#### EXERCISE GOAL
Copy out the lines word for word, starting with the line that contains "square-e2[interactable]: [312, 456, 387, 528]" and ending with the line that contains "square-a3[interactable]: [14, 384, 89, 456]", both included.

#### PROVIDED RECORDS

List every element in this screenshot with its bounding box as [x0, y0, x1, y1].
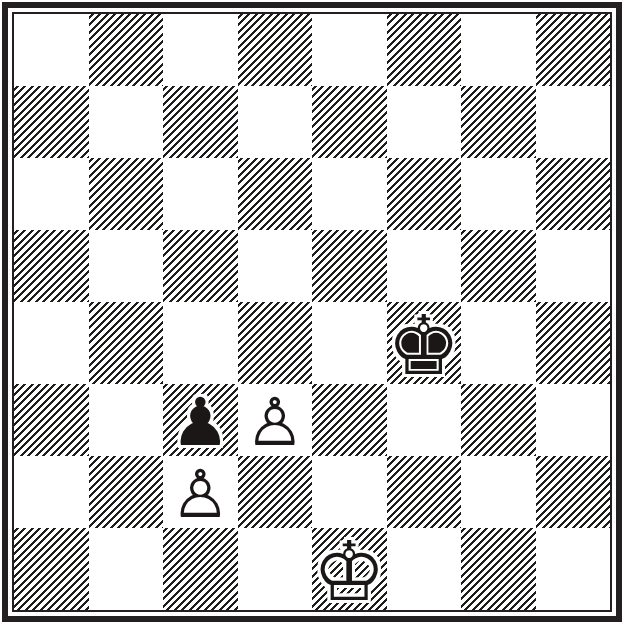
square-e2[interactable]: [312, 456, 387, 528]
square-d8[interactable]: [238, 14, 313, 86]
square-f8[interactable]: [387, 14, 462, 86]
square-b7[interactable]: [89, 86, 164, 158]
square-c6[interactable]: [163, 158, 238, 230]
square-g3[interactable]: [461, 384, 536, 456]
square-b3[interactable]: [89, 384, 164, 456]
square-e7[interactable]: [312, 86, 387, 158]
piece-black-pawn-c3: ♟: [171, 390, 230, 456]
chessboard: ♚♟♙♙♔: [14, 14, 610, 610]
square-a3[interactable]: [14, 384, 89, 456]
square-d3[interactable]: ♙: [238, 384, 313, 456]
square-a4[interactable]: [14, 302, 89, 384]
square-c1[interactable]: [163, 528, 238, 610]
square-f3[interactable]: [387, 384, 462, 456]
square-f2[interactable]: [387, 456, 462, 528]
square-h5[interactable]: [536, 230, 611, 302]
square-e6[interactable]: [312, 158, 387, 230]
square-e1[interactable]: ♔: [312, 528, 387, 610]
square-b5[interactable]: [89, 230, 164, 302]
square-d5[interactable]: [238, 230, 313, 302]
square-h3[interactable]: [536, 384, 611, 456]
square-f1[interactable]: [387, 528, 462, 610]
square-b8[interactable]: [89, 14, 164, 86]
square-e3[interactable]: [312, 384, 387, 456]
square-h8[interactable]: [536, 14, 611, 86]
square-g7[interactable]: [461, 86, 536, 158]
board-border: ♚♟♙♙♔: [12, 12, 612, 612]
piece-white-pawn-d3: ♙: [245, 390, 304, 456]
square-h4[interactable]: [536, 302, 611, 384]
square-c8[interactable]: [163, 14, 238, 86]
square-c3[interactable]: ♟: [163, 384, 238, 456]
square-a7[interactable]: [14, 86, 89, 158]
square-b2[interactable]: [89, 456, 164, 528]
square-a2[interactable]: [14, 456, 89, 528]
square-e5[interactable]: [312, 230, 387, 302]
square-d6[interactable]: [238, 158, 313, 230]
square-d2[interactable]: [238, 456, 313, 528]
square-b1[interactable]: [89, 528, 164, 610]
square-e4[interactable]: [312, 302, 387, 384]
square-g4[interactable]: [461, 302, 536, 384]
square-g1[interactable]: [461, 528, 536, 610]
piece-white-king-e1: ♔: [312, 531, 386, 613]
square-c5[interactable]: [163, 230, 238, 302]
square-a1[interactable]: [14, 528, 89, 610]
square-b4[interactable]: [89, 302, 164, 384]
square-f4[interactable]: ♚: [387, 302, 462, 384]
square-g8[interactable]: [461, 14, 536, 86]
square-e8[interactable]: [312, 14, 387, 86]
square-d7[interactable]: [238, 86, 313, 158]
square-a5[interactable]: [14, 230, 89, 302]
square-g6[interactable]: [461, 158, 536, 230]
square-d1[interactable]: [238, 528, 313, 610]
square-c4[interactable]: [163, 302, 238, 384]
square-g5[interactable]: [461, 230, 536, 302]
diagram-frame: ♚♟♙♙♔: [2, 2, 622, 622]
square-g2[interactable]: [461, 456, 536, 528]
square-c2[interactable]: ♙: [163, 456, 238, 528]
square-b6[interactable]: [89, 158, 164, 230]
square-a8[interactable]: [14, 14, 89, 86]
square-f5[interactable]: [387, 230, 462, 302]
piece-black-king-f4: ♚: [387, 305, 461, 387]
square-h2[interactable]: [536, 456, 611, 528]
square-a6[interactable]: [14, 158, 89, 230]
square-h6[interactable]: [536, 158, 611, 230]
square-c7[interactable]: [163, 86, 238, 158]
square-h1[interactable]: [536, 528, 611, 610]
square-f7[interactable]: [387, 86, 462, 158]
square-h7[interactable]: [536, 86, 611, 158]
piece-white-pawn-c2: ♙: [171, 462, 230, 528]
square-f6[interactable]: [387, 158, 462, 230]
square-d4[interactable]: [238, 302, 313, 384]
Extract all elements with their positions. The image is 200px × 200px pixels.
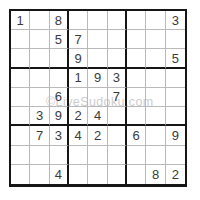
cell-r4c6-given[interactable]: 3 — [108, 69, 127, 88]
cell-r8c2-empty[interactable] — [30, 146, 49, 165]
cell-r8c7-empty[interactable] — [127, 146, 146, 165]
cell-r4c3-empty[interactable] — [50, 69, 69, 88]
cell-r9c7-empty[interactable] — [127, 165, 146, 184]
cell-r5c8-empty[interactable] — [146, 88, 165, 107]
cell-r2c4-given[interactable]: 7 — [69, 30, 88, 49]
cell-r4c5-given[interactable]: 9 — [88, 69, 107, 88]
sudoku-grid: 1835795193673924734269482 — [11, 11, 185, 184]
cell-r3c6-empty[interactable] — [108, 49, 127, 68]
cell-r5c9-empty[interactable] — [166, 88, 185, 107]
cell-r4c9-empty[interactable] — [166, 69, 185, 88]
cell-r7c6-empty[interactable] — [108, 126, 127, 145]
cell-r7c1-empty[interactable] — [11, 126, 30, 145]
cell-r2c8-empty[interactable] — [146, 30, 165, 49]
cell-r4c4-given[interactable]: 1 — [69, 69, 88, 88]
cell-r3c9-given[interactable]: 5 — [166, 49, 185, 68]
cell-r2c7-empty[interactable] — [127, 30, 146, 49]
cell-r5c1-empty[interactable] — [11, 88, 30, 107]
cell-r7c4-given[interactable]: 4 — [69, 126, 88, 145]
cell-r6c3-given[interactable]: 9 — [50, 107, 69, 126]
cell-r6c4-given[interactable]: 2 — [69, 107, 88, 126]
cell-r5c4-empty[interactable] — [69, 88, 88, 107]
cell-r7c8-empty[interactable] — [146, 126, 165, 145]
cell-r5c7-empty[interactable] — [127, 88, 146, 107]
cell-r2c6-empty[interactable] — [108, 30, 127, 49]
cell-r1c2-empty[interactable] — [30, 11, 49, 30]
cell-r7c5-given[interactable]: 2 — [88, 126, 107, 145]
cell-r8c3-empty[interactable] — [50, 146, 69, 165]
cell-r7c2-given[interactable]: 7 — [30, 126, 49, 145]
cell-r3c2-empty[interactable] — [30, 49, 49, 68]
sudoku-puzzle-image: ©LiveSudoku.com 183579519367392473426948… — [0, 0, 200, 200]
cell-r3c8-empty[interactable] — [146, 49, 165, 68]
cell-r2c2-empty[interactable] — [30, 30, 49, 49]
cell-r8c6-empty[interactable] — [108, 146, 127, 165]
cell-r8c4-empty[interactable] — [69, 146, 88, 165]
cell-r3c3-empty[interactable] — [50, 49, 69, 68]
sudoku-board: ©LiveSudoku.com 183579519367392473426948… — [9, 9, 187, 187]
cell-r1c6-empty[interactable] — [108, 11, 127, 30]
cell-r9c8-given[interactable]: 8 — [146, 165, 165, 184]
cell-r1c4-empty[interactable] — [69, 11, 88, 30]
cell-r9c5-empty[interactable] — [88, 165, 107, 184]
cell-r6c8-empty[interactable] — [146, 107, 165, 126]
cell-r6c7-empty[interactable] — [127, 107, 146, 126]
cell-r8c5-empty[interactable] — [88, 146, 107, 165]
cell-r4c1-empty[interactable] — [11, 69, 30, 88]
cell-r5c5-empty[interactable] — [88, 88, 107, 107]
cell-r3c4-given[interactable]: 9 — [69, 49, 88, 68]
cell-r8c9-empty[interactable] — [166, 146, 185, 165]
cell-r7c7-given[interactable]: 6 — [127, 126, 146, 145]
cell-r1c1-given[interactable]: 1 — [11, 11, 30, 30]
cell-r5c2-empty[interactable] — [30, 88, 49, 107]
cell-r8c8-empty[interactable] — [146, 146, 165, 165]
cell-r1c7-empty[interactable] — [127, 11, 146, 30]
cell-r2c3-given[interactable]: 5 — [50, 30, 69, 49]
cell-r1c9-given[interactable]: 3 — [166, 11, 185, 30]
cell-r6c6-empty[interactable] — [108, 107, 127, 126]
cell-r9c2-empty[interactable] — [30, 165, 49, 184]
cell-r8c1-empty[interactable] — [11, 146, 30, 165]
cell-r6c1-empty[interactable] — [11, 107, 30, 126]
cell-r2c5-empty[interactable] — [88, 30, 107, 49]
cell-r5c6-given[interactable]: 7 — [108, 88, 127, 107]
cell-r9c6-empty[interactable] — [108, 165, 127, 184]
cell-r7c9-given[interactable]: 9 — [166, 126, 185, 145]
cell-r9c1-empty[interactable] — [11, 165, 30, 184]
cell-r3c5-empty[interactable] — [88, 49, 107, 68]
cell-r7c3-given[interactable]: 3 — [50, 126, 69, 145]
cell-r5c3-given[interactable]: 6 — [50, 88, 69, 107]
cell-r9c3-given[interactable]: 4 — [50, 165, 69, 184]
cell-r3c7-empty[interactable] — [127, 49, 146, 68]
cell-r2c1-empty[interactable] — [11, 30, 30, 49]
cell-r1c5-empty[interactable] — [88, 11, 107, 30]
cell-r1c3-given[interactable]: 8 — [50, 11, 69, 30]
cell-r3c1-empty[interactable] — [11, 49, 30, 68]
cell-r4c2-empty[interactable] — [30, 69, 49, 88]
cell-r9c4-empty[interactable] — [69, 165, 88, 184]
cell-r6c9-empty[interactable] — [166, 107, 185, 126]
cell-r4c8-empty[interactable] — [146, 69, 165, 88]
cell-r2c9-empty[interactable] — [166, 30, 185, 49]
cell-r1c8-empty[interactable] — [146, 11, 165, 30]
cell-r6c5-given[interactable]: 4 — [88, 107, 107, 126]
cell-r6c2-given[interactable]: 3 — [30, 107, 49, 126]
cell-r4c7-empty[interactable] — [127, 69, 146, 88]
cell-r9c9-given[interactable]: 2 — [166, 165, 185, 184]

#### TASK OUTPUT
square-e2[interactable]: [312, 456, 387, 528]
square-d8[interactable]: [238, 14, 313, 86]
square-f8[interactable]: [387, 14, 462, 86]
square-b7[interactable]: [89, 86, 164, 158]
square-c6[interactable]: [163, 158, 238, 230]
square-g3[interactable]: [461, 384, 536, 456]
square-b3[interactable]: [89, 384, 164, 456]
square-e7[interactable]: [312, 86, 387, 158]
piece-black-pawn-c3: ♟: [171, 390, 230, 456]
chessboard: ♚♟♙♙♔: [14, 14, 610, 610]
square-a3[interactable]: [14, 384, 89, 456]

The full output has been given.